> What to produce:
Find the lines holding the word "should" and collect them.

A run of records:
"""

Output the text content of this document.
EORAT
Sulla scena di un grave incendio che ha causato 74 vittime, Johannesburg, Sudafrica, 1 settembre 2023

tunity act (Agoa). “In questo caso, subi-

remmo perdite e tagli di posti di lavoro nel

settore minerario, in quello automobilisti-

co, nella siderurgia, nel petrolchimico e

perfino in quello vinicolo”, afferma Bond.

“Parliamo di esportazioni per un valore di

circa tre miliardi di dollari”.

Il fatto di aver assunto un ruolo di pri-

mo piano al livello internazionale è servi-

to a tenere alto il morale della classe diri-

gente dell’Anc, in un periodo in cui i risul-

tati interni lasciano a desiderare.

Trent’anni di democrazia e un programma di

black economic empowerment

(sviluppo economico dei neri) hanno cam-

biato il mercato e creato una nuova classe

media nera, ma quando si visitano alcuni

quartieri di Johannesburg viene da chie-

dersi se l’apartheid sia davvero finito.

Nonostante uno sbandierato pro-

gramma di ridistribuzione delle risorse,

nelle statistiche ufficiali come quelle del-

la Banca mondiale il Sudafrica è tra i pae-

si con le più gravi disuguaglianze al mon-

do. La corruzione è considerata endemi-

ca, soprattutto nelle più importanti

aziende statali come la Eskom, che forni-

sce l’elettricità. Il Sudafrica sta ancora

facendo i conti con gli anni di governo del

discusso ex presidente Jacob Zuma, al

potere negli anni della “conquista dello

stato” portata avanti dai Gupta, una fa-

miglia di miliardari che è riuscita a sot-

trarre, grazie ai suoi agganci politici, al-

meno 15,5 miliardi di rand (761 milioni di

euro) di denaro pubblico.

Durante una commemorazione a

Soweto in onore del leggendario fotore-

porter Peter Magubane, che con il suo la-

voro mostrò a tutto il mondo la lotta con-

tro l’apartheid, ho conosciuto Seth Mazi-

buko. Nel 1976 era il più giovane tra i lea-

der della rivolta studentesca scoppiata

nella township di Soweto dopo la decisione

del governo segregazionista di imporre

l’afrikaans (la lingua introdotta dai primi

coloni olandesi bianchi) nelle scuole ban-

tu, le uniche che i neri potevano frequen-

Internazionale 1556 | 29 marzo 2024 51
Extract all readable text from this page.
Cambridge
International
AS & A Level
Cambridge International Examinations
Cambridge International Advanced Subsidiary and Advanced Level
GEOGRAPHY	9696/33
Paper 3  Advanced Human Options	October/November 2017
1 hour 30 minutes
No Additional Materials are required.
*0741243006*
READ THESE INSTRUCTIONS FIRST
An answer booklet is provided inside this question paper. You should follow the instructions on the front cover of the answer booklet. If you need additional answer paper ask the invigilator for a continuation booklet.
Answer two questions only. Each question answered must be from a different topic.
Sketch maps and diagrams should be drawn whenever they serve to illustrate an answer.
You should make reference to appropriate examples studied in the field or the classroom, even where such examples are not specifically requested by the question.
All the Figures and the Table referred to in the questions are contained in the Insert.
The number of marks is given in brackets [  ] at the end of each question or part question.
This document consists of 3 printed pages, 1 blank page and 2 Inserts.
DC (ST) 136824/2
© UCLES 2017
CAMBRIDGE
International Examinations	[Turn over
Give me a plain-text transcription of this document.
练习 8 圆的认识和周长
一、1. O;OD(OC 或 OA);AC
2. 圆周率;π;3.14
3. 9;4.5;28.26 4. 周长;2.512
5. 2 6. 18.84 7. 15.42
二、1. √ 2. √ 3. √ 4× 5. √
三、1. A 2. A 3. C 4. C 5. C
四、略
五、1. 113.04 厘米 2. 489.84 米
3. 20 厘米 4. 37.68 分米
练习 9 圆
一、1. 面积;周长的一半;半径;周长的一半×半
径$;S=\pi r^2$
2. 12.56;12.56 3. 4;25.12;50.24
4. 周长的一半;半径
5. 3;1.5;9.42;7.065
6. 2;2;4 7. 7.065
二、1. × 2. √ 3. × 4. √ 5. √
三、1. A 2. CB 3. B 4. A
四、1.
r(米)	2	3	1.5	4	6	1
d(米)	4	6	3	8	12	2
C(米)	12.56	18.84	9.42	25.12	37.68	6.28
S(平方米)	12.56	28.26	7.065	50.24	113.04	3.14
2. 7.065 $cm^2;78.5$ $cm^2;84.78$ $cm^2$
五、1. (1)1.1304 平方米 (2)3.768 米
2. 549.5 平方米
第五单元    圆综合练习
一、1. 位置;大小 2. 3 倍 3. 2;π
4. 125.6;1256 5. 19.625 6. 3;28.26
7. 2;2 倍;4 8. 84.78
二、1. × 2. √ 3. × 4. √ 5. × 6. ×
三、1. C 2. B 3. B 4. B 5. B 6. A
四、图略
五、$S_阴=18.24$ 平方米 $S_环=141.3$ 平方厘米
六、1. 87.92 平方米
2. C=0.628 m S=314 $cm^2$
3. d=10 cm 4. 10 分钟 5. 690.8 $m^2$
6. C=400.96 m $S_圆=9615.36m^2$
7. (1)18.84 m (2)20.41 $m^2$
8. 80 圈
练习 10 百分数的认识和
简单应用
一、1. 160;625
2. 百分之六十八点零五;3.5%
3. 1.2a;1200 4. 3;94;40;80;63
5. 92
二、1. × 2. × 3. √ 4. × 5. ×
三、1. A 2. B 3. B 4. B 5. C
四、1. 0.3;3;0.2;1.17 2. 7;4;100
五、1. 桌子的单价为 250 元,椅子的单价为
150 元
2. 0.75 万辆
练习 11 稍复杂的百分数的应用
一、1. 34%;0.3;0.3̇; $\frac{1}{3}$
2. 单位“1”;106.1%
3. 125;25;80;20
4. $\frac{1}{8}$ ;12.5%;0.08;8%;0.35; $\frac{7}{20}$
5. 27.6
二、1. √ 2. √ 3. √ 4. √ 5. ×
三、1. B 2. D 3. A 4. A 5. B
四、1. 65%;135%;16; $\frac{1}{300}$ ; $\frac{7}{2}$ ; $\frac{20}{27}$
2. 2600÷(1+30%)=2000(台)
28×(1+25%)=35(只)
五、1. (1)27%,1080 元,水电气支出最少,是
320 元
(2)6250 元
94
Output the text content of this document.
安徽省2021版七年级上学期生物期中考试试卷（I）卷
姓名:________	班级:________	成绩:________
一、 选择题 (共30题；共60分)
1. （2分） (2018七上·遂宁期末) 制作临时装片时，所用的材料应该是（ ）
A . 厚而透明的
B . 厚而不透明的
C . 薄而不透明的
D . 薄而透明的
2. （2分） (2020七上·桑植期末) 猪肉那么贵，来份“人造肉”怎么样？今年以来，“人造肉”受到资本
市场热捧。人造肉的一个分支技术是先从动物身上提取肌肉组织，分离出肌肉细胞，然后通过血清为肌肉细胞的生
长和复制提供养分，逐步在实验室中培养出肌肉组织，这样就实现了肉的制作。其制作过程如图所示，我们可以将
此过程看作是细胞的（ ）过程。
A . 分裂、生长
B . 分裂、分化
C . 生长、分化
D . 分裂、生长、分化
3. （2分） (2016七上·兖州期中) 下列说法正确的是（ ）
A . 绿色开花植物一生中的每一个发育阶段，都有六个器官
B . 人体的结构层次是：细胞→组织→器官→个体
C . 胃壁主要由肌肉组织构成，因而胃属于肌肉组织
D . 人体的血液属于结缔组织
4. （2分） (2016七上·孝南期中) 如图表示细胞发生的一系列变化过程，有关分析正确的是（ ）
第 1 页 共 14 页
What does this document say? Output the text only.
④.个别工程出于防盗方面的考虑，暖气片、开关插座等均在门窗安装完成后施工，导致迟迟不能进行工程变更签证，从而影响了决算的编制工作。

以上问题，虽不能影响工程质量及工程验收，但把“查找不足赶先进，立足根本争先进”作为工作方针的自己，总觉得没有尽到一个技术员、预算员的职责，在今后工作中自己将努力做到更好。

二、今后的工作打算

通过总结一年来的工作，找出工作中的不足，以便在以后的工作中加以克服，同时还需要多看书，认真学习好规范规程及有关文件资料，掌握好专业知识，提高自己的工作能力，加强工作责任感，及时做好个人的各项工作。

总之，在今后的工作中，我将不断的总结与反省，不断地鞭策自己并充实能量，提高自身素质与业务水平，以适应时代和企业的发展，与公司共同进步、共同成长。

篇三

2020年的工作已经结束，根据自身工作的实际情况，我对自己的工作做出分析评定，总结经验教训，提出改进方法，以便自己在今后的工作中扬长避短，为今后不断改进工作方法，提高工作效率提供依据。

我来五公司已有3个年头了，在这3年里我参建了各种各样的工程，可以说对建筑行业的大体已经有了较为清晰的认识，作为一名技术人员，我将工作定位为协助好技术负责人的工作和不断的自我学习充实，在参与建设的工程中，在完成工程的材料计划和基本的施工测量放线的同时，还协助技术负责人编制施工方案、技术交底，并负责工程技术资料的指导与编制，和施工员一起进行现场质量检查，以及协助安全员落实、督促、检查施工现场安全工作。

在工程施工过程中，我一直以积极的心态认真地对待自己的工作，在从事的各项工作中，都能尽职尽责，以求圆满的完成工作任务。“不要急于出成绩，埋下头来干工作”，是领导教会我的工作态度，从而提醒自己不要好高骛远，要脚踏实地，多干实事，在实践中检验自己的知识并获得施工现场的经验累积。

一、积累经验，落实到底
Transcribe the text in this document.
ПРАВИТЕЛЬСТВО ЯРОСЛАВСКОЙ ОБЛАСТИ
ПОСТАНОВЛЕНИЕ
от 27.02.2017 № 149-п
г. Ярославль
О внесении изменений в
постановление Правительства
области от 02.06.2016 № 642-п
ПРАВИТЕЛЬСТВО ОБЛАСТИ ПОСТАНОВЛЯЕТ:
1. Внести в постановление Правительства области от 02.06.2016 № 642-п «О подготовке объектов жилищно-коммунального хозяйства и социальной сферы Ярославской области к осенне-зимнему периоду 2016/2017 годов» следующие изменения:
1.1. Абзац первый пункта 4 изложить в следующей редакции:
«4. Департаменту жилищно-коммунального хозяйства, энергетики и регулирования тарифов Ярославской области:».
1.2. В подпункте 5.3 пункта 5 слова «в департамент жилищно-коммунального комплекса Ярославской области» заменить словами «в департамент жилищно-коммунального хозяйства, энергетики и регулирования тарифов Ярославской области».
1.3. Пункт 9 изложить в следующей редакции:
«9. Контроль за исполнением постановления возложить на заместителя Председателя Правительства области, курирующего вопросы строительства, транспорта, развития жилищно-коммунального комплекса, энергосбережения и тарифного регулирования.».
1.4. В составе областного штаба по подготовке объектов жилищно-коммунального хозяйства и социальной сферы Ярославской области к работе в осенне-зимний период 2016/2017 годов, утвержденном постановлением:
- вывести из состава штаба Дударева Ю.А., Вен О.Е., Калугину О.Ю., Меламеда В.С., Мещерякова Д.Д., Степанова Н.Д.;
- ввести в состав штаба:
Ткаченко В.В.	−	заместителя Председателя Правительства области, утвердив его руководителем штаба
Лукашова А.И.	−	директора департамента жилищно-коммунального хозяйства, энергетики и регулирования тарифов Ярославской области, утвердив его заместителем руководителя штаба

"""

> Output for this task:
An answer booklet is provided inside this question paper. You should follow the instructions on the front cover of the answer booklet. If you need additional answer paper ask the invigilator for a continuation booklet.
Sketch maps and diagrams should be drawn whenever they serve to illustrate an answer.
You should make reference to appropriate examples studied in the field or the classroom, even where such examples are not specifically requested by the question.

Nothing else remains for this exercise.